** Supplied data **
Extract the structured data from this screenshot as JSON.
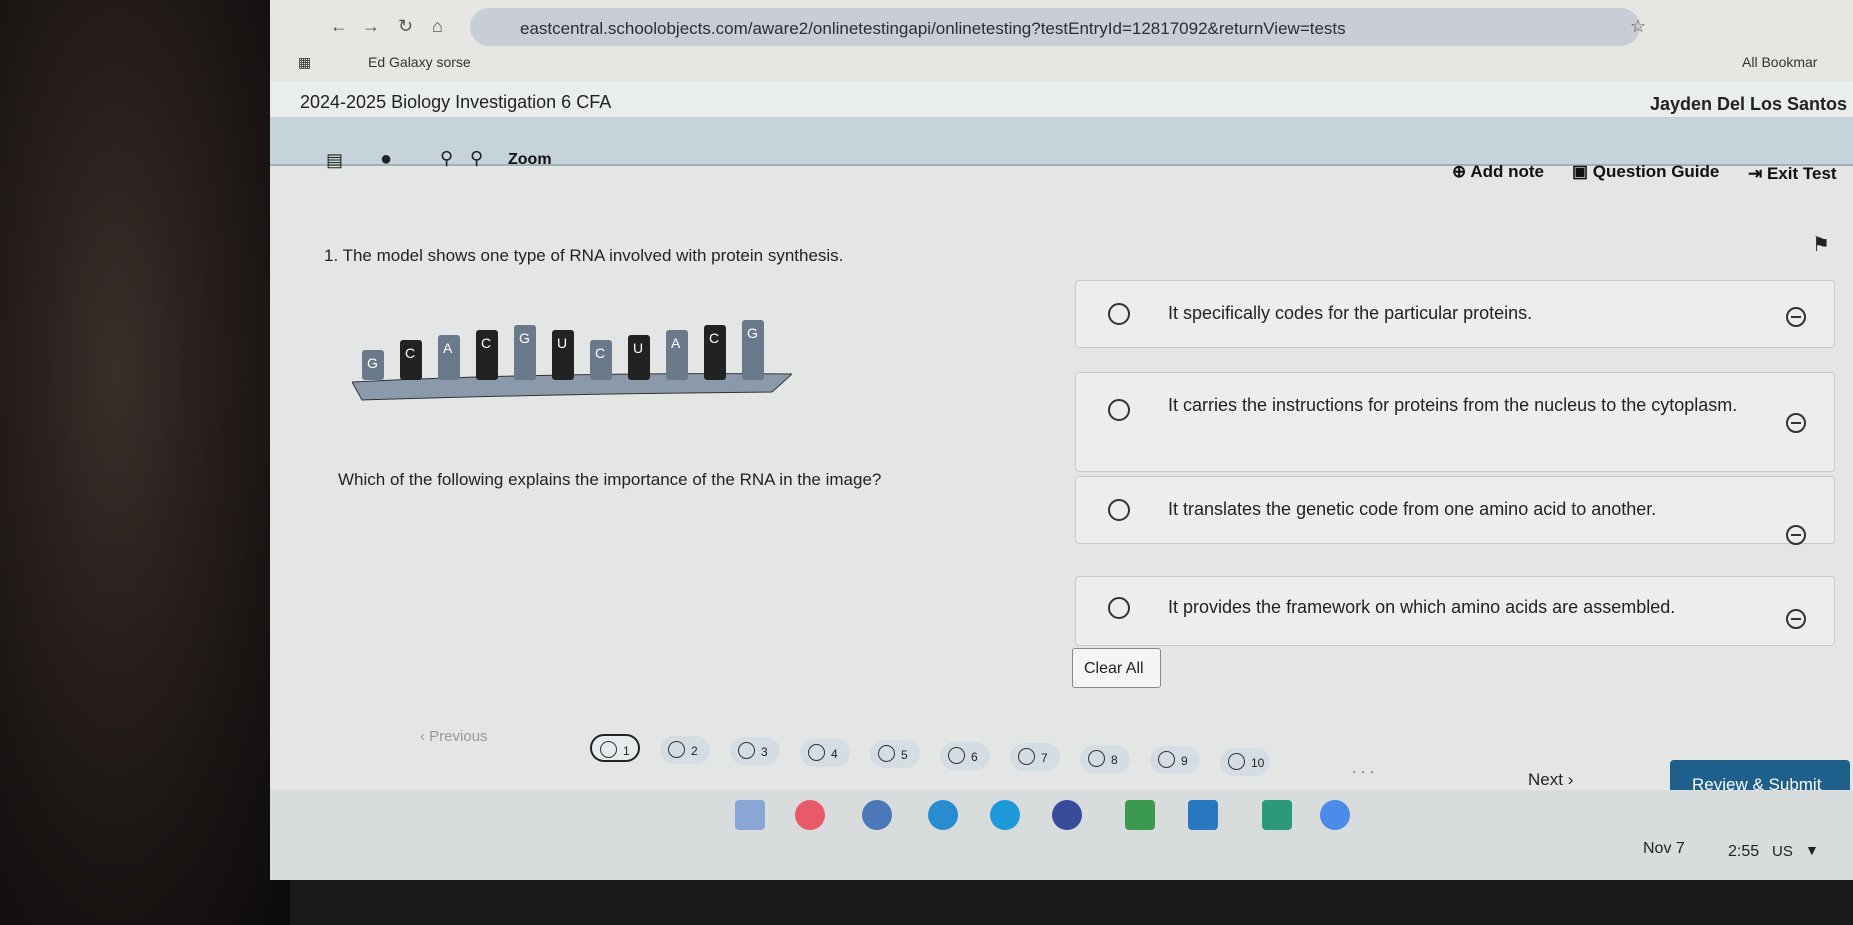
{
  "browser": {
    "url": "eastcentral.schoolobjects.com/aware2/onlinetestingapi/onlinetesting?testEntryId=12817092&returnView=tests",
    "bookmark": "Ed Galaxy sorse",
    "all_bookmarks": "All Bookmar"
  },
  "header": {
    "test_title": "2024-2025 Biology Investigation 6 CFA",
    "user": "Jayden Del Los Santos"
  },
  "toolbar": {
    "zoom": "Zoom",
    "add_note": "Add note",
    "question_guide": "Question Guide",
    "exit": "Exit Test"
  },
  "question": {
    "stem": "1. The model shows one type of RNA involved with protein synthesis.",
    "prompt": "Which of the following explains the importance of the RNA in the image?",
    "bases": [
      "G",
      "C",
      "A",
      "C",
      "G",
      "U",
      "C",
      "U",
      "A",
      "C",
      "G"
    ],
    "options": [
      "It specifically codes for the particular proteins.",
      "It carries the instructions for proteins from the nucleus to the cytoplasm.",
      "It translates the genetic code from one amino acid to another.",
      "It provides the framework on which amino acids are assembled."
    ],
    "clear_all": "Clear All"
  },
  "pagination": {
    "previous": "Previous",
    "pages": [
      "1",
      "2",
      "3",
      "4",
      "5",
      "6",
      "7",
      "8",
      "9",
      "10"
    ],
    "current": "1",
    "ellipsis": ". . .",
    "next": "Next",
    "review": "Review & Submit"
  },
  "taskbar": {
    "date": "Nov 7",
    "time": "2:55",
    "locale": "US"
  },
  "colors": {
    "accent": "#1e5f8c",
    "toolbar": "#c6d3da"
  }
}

** About this task **
From the records, copy out each line that includes the string "proteins".

** Output below **
      "It specifically codes for the particular proteins.",
      "It carries the instructions for proteins from the nucleus to the cytoplasm.",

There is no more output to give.